● **What is required**: Find how many lines of the listing include the string "排除Ａ项", and report only that figure.

"""

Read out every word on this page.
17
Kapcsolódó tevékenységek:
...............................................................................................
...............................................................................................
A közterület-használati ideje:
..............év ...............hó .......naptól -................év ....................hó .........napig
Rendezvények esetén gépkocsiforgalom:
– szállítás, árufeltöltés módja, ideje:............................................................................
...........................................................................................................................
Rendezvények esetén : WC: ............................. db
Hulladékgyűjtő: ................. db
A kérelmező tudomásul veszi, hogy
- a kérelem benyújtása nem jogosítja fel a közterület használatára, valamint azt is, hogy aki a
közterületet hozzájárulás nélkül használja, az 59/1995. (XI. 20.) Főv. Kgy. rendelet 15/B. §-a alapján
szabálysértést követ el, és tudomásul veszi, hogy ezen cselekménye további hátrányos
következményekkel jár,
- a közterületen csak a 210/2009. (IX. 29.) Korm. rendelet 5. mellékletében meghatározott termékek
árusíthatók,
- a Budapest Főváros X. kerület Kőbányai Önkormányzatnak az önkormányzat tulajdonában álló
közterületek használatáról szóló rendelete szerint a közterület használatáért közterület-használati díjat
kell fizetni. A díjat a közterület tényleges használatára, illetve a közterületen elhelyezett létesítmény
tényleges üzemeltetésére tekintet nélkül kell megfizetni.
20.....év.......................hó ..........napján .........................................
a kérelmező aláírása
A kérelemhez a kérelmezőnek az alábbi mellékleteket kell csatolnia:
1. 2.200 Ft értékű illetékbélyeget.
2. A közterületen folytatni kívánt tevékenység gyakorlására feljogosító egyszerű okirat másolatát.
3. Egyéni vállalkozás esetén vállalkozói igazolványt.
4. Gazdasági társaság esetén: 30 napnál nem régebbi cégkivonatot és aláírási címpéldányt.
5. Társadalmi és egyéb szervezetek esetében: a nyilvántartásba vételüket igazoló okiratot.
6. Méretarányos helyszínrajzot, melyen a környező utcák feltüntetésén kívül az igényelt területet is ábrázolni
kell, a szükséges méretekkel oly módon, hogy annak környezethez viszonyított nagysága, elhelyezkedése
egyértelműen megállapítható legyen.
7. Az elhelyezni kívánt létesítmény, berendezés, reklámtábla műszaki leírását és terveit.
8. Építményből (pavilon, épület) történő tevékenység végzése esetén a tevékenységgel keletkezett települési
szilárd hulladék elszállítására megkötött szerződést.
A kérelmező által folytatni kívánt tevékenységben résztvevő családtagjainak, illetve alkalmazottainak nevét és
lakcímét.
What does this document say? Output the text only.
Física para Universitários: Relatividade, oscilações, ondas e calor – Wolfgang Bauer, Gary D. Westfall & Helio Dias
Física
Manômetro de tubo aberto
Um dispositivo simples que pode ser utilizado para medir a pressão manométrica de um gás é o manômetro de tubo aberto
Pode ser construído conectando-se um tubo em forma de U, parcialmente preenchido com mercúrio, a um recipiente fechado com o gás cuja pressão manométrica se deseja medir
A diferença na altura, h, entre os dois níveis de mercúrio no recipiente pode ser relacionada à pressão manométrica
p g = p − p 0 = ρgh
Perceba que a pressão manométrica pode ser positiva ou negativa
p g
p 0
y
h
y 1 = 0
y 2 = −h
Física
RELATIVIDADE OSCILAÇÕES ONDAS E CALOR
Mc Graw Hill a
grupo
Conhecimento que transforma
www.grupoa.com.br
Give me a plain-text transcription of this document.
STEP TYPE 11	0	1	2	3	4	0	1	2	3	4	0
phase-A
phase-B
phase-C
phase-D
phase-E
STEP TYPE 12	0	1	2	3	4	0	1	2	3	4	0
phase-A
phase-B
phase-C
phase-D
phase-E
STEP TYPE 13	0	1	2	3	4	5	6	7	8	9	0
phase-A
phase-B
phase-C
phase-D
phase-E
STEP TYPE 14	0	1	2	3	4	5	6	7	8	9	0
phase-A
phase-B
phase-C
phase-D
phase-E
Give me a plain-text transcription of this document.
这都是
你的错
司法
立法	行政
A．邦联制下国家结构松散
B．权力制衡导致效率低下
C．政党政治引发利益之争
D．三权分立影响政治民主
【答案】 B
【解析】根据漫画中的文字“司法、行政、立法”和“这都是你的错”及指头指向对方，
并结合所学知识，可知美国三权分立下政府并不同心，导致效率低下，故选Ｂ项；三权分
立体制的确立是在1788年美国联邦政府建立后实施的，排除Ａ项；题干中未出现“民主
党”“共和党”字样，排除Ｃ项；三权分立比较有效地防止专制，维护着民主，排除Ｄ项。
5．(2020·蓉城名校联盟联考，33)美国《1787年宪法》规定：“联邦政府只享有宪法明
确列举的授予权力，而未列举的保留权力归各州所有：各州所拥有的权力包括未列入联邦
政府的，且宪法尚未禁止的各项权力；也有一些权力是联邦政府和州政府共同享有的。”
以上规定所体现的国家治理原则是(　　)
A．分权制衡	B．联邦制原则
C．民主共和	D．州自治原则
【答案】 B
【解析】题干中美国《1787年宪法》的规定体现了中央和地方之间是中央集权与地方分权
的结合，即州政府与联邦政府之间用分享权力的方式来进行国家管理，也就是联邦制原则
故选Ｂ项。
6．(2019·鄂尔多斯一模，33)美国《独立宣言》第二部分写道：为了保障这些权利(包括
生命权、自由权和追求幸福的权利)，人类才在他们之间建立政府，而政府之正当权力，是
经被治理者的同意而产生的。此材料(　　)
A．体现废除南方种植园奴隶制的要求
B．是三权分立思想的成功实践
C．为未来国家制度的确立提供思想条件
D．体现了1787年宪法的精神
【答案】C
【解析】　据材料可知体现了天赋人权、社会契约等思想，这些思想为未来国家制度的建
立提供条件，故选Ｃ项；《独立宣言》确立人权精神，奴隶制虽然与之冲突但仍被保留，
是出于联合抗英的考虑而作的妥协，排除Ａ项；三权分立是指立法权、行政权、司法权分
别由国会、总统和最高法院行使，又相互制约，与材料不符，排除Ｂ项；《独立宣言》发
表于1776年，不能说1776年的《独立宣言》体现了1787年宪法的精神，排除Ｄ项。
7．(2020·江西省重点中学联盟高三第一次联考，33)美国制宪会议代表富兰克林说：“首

"""

● **Task answer**: 2